Work instruction> With "dieser" as the search word, show every line of the material that has it.
------------------------------------------------------------
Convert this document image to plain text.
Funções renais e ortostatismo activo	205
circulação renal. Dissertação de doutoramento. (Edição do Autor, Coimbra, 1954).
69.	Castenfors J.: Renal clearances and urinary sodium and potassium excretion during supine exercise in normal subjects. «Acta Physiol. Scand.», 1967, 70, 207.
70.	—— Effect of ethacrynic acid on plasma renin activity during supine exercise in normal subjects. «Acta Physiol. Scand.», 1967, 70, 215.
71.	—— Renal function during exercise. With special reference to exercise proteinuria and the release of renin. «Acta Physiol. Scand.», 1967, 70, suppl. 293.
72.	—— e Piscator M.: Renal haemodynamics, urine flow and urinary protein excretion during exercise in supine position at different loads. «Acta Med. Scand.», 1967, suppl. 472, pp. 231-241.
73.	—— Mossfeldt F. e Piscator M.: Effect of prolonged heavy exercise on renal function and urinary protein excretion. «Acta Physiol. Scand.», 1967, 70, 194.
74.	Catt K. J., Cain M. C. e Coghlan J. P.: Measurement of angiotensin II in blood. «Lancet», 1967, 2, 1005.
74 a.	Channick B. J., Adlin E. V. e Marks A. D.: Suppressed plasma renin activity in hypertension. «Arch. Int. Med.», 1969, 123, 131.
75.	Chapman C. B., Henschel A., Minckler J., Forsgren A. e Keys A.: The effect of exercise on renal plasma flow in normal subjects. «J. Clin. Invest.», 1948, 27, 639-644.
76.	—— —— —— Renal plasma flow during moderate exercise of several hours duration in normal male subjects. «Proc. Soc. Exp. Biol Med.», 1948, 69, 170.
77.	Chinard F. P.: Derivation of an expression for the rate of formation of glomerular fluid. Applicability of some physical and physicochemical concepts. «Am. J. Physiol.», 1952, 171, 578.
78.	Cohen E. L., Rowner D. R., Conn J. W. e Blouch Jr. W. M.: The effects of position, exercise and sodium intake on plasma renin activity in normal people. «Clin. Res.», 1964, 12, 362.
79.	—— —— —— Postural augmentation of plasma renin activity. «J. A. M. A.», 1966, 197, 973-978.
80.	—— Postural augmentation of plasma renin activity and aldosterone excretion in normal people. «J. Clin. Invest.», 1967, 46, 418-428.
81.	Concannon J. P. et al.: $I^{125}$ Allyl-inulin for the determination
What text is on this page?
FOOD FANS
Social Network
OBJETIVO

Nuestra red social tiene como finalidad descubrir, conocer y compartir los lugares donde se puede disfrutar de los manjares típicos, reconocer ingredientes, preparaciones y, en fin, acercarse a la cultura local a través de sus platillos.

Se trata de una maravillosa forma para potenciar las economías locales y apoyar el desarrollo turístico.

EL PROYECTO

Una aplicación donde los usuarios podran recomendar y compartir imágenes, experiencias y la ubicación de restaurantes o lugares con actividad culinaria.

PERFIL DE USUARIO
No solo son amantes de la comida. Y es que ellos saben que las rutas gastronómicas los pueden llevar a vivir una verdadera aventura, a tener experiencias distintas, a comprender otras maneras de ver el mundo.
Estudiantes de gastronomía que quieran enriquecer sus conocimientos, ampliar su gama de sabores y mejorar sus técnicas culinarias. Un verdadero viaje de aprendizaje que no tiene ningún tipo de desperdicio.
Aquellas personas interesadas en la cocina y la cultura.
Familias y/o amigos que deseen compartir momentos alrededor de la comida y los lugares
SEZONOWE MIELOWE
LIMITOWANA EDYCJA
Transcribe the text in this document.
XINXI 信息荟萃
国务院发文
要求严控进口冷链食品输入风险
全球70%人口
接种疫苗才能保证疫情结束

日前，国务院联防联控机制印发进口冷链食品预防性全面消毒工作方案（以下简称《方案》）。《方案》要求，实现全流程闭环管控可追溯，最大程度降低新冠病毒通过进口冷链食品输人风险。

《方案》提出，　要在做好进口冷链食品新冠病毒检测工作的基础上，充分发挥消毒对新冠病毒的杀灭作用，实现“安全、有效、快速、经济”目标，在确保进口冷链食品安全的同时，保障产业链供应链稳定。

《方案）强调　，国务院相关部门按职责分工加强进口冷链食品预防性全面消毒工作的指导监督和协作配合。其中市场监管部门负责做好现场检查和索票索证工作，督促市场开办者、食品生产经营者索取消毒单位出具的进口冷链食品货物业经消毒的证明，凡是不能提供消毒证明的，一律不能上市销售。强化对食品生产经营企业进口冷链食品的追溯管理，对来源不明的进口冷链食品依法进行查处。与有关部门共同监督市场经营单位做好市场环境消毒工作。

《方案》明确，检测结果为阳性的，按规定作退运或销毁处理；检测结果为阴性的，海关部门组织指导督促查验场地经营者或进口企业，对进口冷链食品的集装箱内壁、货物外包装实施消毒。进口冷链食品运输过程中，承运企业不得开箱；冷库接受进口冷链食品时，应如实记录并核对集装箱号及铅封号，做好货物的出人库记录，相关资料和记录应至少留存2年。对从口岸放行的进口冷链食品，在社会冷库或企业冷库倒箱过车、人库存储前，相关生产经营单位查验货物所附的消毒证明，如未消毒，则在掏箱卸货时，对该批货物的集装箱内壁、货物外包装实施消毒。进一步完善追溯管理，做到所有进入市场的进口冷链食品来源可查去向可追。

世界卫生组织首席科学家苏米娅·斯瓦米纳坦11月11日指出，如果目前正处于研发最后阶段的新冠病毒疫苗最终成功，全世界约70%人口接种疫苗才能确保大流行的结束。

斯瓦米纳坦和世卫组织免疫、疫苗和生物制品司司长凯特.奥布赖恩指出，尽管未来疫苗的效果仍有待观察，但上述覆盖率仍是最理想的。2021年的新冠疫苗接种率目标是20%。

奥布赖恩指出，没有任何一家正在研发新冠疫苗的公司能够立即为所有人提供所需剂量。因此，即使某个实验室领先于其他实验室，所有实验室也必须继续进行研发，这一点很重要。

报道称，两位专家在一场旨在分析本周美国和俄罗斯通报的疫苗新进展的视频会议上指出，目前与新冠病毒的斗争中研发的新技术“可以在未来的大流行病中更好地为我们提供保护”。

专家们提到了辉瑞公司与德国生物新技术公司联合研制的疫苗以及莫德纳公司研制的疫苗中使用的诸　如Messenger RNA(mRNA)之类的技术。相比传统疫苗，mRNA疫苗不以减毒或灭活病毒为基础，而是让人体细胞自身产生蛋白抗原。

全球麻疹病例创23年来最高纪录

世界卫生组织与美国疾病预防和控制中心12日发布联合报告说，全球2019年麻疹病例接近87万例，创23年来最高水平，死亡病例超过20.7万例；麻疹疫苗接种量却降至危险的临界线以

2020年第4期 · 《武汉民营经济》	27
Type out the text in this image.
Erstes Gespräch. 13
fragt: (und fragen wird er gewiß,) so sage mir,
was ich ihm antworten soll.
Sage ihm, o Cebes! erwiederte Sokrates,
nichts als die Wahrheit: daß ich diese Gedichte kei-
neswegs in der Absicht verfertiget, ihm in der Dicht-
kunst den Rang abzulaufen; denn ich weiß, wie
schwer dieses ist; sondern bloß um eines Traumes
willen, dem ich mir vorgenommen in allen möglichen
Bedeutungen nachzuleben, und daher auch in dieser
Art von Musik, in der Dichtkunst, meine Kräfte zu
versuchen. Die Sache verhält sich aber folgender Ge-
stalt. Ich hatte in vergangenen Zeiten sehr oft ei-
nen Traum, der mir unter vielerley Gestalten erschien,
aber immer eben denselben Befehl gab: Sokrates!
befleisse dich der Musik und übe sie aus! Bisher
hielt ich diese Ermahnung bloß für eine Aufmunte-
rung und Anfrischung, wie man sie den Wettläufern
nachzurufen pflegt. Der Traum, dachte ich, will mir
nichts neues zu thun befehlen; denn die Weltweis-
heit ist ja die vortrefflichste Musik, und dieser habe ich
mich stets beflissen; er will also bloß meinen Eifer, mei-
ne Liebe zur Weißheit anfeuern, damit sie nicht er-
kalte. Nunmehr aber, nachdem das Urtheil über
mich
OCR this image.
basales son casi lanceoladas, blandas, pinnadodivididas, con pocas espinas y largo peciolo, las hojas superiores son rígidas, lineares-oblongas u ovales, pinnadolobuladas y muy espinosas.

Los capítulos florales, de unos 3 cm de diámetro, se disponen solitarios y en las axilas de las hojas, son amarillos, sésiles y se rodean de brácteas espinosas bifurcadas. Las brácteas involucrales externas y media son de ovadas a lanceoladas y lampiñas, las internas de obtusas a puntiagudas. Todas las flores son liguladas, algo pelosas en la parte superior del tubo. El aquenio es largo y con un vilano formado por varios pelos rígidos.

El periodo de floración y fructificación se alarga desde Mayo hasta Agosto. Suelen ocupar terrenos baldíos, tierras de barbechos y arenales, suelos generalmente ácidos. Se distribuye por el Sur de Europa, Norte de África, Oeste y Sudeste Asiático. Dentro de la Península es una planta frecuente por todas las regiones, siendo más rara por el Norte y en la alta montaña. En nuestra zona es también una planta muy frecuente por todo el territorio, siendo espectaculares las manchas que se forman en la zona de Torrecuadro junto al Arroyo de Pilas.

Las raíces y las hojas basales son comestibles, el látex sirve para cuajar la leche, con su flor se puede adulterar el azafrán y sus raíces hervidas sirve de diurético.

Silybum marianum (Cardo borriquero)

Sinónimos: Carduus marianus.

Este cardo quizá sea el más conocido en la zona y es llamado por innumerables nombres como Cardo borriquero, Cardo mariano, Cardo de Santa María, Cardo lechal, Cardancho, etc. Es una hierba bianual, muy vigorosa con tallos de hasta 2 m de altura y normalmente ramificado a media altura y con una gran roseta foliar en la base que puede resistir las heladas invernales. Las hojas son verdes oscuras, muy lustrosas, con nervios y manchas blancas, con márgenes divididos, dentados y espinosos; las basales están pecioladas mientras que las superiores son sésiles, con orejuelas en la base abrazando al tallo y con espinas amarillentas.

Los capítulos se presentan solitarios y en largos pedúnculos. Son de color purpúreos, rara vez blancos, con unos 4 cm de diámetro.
------------------------------------------------------------
Response area>
Bedeutungen nachzuleben, und daher auch in dieser
heit ist ja die vortrefflichste Musik, und dieser habe ich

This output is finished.